— start of Data to process —

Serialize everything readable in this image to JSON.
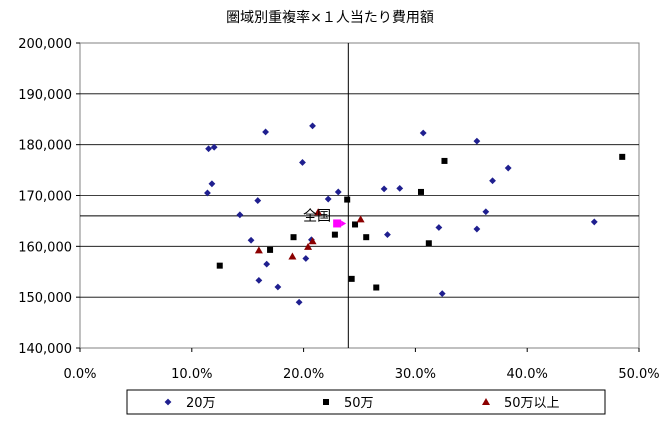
{
  "chart_data": {
    "type": "scatter",
    "title": "圏域別重複率×１人当たり費用額",
    "xlabel": "",
    "ylabel": "",
    "xlim": [
      0,
      50
    ],
    "ylim": [
      140000,
      200000
    ],
    "x_ticks": [
      0,
      10,
      20,
      30,
      40,
      50
    ],
    "x_tick_labels": [
      "0.0%",
      "10.0%",
      "20.0%",
      "30.0%",
      "40.0%",
      "50.0%"
    ],
    "y_ticks": [
      140000,
      150000,
      160000,
      170000,
      180000,
      190000,
      200000
    ],
    "y_tick_labels": [
      "140,000",
      "150,000",
      "160,000",
      "170,000",
      "180,000",
      "190,000",
      "200,000"
    ],
    "grid": true,
    "legend_position": "bottom",
    "reference_lines": {
      "x": 24.0,
      "y": 166000
    },
    "annotation": {
      "text": "全国",
      "x": 23.0,
      "y": 164500,
      "color": "#ff00ff"
    },
    "series": [
      {
        "name": "20万",
        "marker": "diamond",
        "color": "#1f1f8f",
        "points": [
          [
            11.5,
            179200
          ],
          [
            12.0,
            179500
          ],
          [
            11.8,
            172300
          ],
          [
            11.4,
            170500
          ],
          [
            16.6,
            182500
          ],
          [
            20.8,
            183700
          ],
          [
            19.9,
            176500
          ],
          [
            15.9,
            169000
          ],
          [
            14.3,
            166200
          ],
          [
            15.3,
            161200
          ],
          [
            16.7,
            156500
          ],
          [
            16.0,
            153300
          ],
          [
            17.7,
            152000
          ],
          [
            19.6,
            149000
          ],
          [
            20.2,
            157600
          ],
          [
            20.7,
            161300
          ],
          [
            22.2,
            169300
          ],
          [
            23.1,
            170700
          ],
          [
            27.2,
            171300
          ],
          [
            28.6,
            171400
          ],
          [
            30.7,
            182300
          ],
          [
            35.5,
            180700
          ],
          [
            36.9,
            172900
          ],
          [
            38.3,
            175400
          ],
          [
            36.3,
            166800
          ],
          [
            35.5,
            163400
          ],
          [
            32.1,
            163700
          ],
          [
            27.5,
            162300
          ],
          [
            32.4,
            150700
          ],
          [
            46.0,
            164800
          ]
        ]
      },
      {
        "name": "50万",
        "marker": "square",
        "color": "#000000",
        "points": [
          [
            12.5,
            156200
          ],
          [
            17.0,
            159300
          ],
          [
            19.1,
            161800
          ],
          [
            22.8,
            162300
          ],
          [
            23.9,
            169200
          ],
          [
            24.6,
            164300
          ],
          [
            25.6,
            161800
          ],
          [
            24.3,
            153600
          ],
          [
            26.5,
            151900
          ],
          [
            30.5,
            170700
          ],
          [
            32.6,
            176800
          ],
          [
            31.2,
            160600
          ],
          [
            48.5,
            177600
          ]
        ]
      },
      {
        "name": "50万以上",
        "marker": "triangle",
        "color": "#8b0000",
        "points": [
          [
            16.0,
            159200
          ],
          [
            19.0,
            158000
          ],
          [
            20.4,
            159900
          ],
          [
            20.8,
            161000
          ],
          [
            21.3,
            166700
          ],
          [
            25.1,
            165300
          ]
        ]
      }
    ]
  }
}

— end of Data to process —

- Instructions to follow: State the number of lines in the records that include "marker", and write nothing else.

- Worked solution: 3